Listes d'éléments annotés
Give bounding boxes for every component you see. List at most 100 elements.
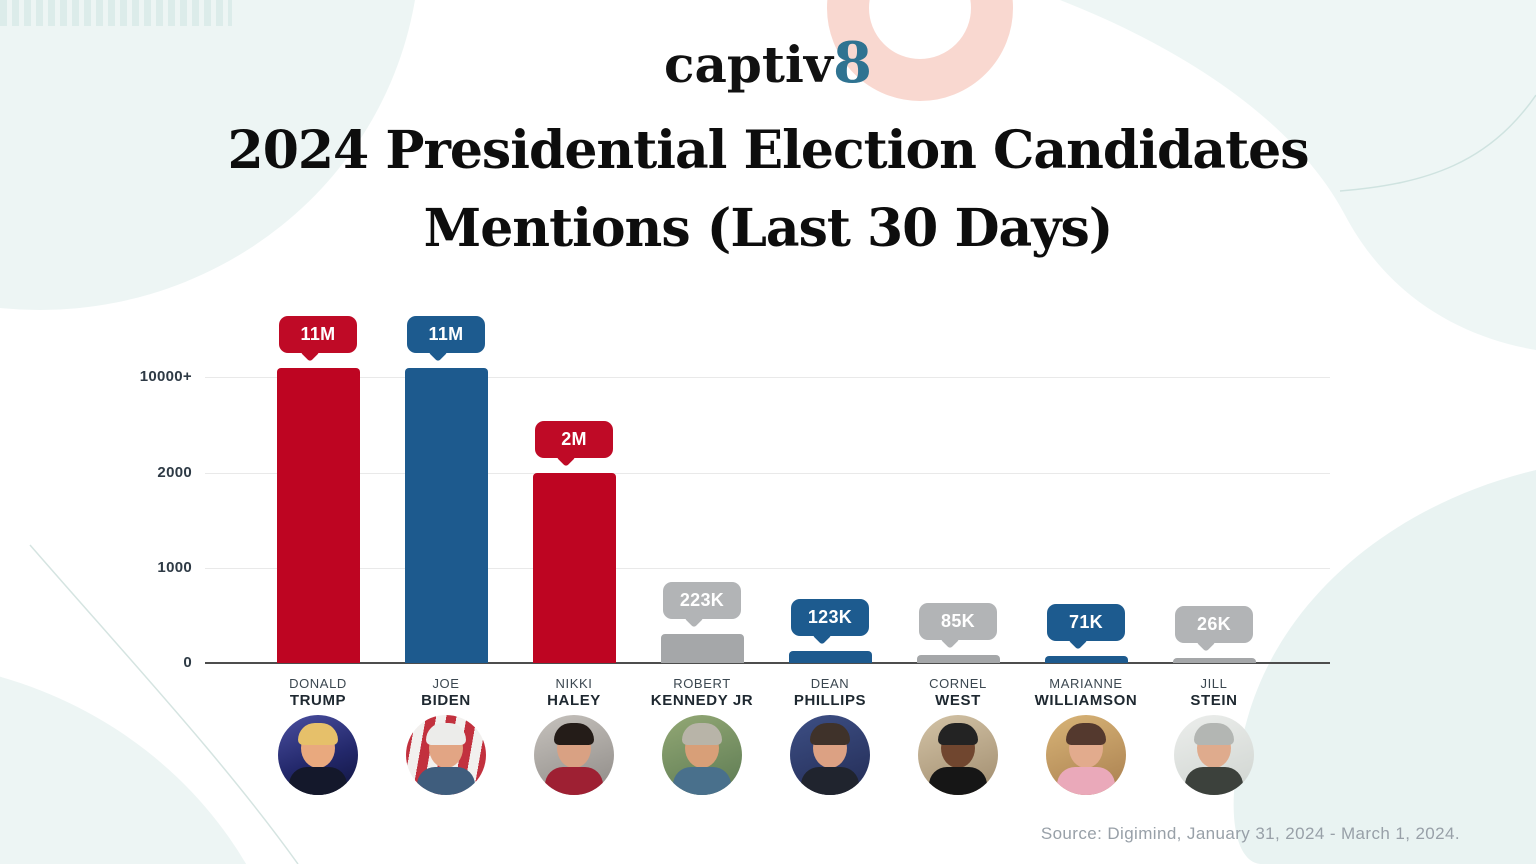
first-name: NIKKI — [555, 676, 593, 691]
value-label: 223K — [679, 590, 725, 610]
captiv8-logo: captiv8 — [0, 30, 1536, 96]
value-bubble: 223K — [663, 582, 741, 619]
last-name: TRUMP — [289, 692, 347, 710]
candidate-column-phillips: 123K DEAN PHILLIPS — [766, 599, 894, 795]
background-ring-pink — [827, 0, 1013, 101]
bar-kennedy — [660, 634, 744, 663]
last-name: WILLIAMSON — [1034, 692, 1138, 710]
avatar-hair — [1066, 723, 1106, 745]
background-stripes-pattern — [0, 0, 232, 26]
candidate-name: DEAN PHILLIPS — [745, 676, 915, 711]
candidate-column-trump: 11M DONALD TRUMP — [254, 316, 382, 795]
value-label: 71K — [1069, 612, 1103, 632]
avatar-hair — [682, 723, 722, 745]
bar-phillips — [788, 651, 872, 663]
avatar-hair — [426, 723, 466, 745]
candidate-name: NIKKI HALEY — [489, 676, 659, 711]
candidate-name: JILL STEIN — [1129, 676, 1299, 711]
value-label: 11M — [428, 324, 464, 344]
avatar-hair — [298, 723, 338, 745]
bar-trump — [276, 368, 360, 663]
avatar-hair — [938, 723, 978, 745]
bar-haley — [532, 473, 616, 663]
avatar — [790, 715, 870, 795]
candidate-column-kennedy: 223K ROBERT KENNEDY JR — [638, 582, 766, 795]
y-tick-1000: 1000 — [157, 559, 192, 576]
avatar-body — [1185, 767, 1243, 795]
background-blob-top-left — [0, 0, 415, 310]
first-name: DONALD — [289, 676, 347, 691]
source-citation: Source: Digimind, January 31, 2024 - Mar… — [1040, 824, 1460, 843]
last-name: BIDEN — [421, 692, 471, 710]
last-name: PHILLIPS — [793, 692, 867, 710]
candidate-column-haley: 2M NIKKI HALEY — [510, 421, 638, 795]
candidate-column-stein: 26K JILL STEIN — [1150, 606, 1278, 795]
last-name: HALEY — [547, 692, 601, 710]
bar-biden — [404, 368, 488, 663]
candidate-name: DONALD TRUMP — [233, 676, 403, 711]
value-label: 26K — [1197, 614, 1231, 634]
avatar-body — [673, 767, 731, 795]
background-blob-bottom-left — [0, 676, 247, 864]
candidate-column-williamson: 71K MARIANNE WILLIAMSON — [1022, 604, 1150, 795]
avatar-body — [1057, 767, 1115, 795]
avatar — [406, 715, 486, 795]
background-wave-top-right — [1060, 0, 1536, 350]
value-bubble: 11M — [407, 316, 485, 353]
avatar — [278, 715, 358, 795]
y-tick-10000: 10000+ — [139, 368, 192, 385]
logo-text: captiv — [664, 35, 833, 94]
first-name: JOE — [432, 676, 460, 691]
y-tick-2000: 2000 — [157, 464, 192, 481]
background-blob-bottom-right — [1233, 470, 1536, 864]
candidate-name: ROBERT KENNEDY JR — [617, 676, 787, 711]
value-label: 11M — [300, 324, 336, 344]
candidate-name: MARIANNE WILLIAMSON — [1001, 676, 1171, 711]
page-title: 2024 Presidential Election Candidates Me… — [0, 112, 1536, 268]
first-name: CORNEL — [929, 676, 987, 691]
value-bubble: 85K — [919, 603, 997, 640]
first-name: MARIANNE — [1049, 676, 1123, 691]
bar-west — [916, 655, 1000, 663]
first-name: ROBERT — [673, 676, 731, 691]
value-bubble: 26K — [1175, 606, 1253, 643]
avatar — [1174, 715, 1254, 795]
value-label: 2M — [561, 429, 587, 449]
y-tick-0: 0 — [183, 654, 192, 671]
last-name: WEST — [935, 692, 981, 710]
first-name: DEAN — [810, 676, 850, 691]
background-curve-bottom-left — [29, 544, 299, 864]
candidate-name: CORNEL WEST — [873, 676, 1043, 711]
avatar-body — [417, 767, 475, 795]
avatar — [662, 715, 742, 795]
first-name: JILL — [1200, 676, 1228, 691]
avatar — [1046, 715, 1126, 795]
avatar-hair — [1194, 723, 1234, 745]
title-line-2: Mentions (Last 30 Days) — [423, 198, 1114, 259]
avatar — [918, 715, 998, 795]
value-label: 85K — [941, 611, 975, 631]
value-bubble: 2M — [535, 421, 613, 458]
avatar-hair — [554, 723, 594, 745]
value-label: 123K — [807, 607, 853, 627]
last-name: KENNEDY JR — [650, 692, 754, 710]
last-name: STEIN — [1190, 692, 1238, 710]
value-bubble: 71K — [1047, 604, 1125, 641]
bar-stein — [1172, 658, 1256, 663]
background-curve-top-right — [1339, 94, 1536, 192]
avatar-body — [289, 767, 347, 795]
candidate-column-west: 85K CORNEL WEST — [894, 603, 1022, 795]
candidate-column-biden: 11M JOE BIDEN — [382, 316, 510, 795]
logo-eight: 8 — [832, 30, 872, 96]
avatar-body — [801, 767, 859, 795]
avatar — [534, 715, 614, 795]
gridline — [205, 473, 1330, 474]
value-bubble: 123K — [791, 599, 869, 636]
gridline — [205, 377, 1330, 378]
title-line-1: 2024 Presidential Election Candidates — [227, 120, 1310, 181]
gridline — [205, 568, 1330, 569]
avatar-body — [929, 767, 987, 795]
bar-williamson — [1044, 656, 1128, 663]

● **CONSIGNE**: Recopiez à l'identique les lignes de l'ensemble des enregistrements ci-dessus, en omettant les images.

● **RÉSULTAT ATTENDU**:
Give bounding boxes for every component you see. List at most 100 elements.
first-name: NIKKI — [555, 676, 593, 691]
value-label: 223K — [679, 590, 725, 610]
captiv8-logo: captiv8 — [0, 30, 1536, 96]
value-bubble: 223K — [663, 582, 741, 619]
last-name: TRUMP — [289, 692, 347, 710]
candidate-column-phillips: 123K DEAN PHILLIPS — [766, 599, 894, 795]
background-ring-pink — [827, 0, 1013, 101]
bar-kennedy — [660, 634, 744, 663]
last-name: WILLIAMSON — [1034, 692, 1138, 710]
avatar-hair — [1066, 723, 1106, 745]
background-stripes-pattern — [0, 0, 232, 26]
candidate-name: DEAN PHILLIPS — [745, 676, 915, 711]
candidate-column-trump: 11M DONALD TRUMP — [254, 316, 382, 795]
value-label: 71K — [1069, 612, 1103, 632]
avatar-hair — [682, 723, 722, 745]
bar-phillips — [788, 651, 872, 663]
avatar-hair — [426, 723, 466, 745]
candidate-name: NIKKI HALEY — [489, 676, 659, 711]
candidate-name: JILL STEIN — [1129, 676, 1299, 711]
value-label: 11M — [428, 324, 464, 344]
avatar-hair — [298, 723, 338, 745]
bar-trump — [276, 368, 360, 663]
avatar-hair — [938, 723, 978, 745]
bar-haley — [532, 473, 616, 663]
avatar — [790, 715, 870, 795]
candidate-column-kennedy: 223K ROBERT KENNEDY JR — [638, 582, 766, 795]
y-tick-1000: 1000 — [157, 559, 192, 576]
avatar-body — [1185, 767, 1243, 795]
background-blob-top-left — [0, 0, 415, 310]
first-name: DONALD — [289, 676, 347, 691]
source-citation: Source: Digimind, January 31, 2024 - Mar… — [1040, 824, 1460, 843]
last-name: BIDEN — [421, 692, 471, 710]
last-name: PHILLIPS — [793, 692, 867, 710]
candidate-column-haley: 2M NIKKI HALEY — [510, 421, 638, 795]
candidate-column-stein: 26K JILL STEIN — [1150, 606, 1278, 795]
last-name: HALEY — [547, 692, 601, 710]
bar-biden — [404, 368, 488, 663]
candidate-name: DONALD TRUMP — [233, 676, 403, 711]
value-label: 26K — [1197, 614, 1231, 634]
avatar-body — [673, 767, 731, 795]
background-blob-bottom-left — [0, 676, 247, 864]
candidate-column-williamson: 71K MARIANNE WILLIAMSON — [1022, 604, 1150, 795]
avatar-body — [1057, 767, 1115, 795]
avatar — [406, 715, 486, 795]
background-wave-top-right — [1060, 0, 1536, 350]
value-bubble: 11M — [407, 316, 485, 353]
avatar — [278, 715, 358, 795]
y-tick-10000: 10000+ — [139, 368, 192, 385]
logo-text: captiv — [664, 35, 833, 94]
first-name: JOE — [432, 676, 460, 691]
y-tick-2000: 2000 — [157, 464, 192, 481]
background-blob-bottom-right — [1233, 470, 1536, 864]
candidate-name: ROBERT KENNEDY JR — [617, 676, 787, 711]
value-label: 11M — [300, 324, 336, 344]
candidate-name: MARIANNE WILLIAMSON — [1001, 676, 1171, 711]
page-title: 2024 Presidential Election Candidates Me… — [0, 112, 1536, 268]
first-name: CORNEL — [929, 676, 987, 691]
value-bubble: 85K — [919, 603, 997, 640]
first-name: MARIANNE — [1049, 676, 1123, 691]
bar-west — [916, 655, 1000, 663]
first-name: ROBERT — [673, 676, 731, 691]
value-bubble: 26K — [1175, 606, 1253, 643]
avatar — [1174, 715, 1254, 795]
value-label: 2M — [561, 429, 587, 449]
y-tick-0: 0 — [183, 654, 192, 671]
last-name: WEST — [935, 692, 981, 710]
first-name: DEAN — [810, 676, 850, 691]
background-curve-bottom-left — [29, 544, 299, 864]
candidate-name: CORNEL WEST — [873, 676, 1043, 711]
avatar-body — [417, 767, 475, 795]
avatar — [662, 715, 742, 795]
first-name: JILL — [1200, 676, 1228, 691]
avatar — [1046, 715, 1126, 795]
avatar-hair — [1194, 723, 1234, 745]
title-line-2: Mentions (Last 30 Days) — [423, 198, 1114, 259]
avatar — [918, 715, 998, 795]
value-label: 85K — [941, 611, 975, 631]
value-bubble: 2M — [535, 421, 613, 458]
avatar-hair — [554, 723, 594, 745]
value-label: 123K — [807, 607, 853, 627]
last-name: KENNEDY JR — [650, 692, 754, 710]
last-name: STEIN — [1190, 692, 1238, 710]
value-bubble: 71K — [1047, 604, 1125, 641]
bar-stein — [1172, 658, 1256, 663]
background-curve-top-right — [1339, 94, 1536, 192]
avatar-body — [289, 767, 347, 795]
candidate-column-west: 85K CORNEL WEST — [894, 603, 1022, 795]
candidate-column-biden: 11M JOE BIDEN — [382, 316, 510, 795]
logo-eight: 8 — [832, 30, 872, 96]
avatar-body — [801, 767, 859, 795]
avatar — [534, 715, 614, 795]
gridline — [205, 473, 1330, 474]
value-bubble: 123K — [791, 599, 869, 636]
gridline — [205, 377, 1330, 378]
title-line-1: 2024 Presidential Election Candidates — [227, 120, 1310, 181]
gridline — [205, 568, 1330, 569]
avatar-body — [929, 767, 987, 795]
bar-williamson — [1044, 656, 1128, 663]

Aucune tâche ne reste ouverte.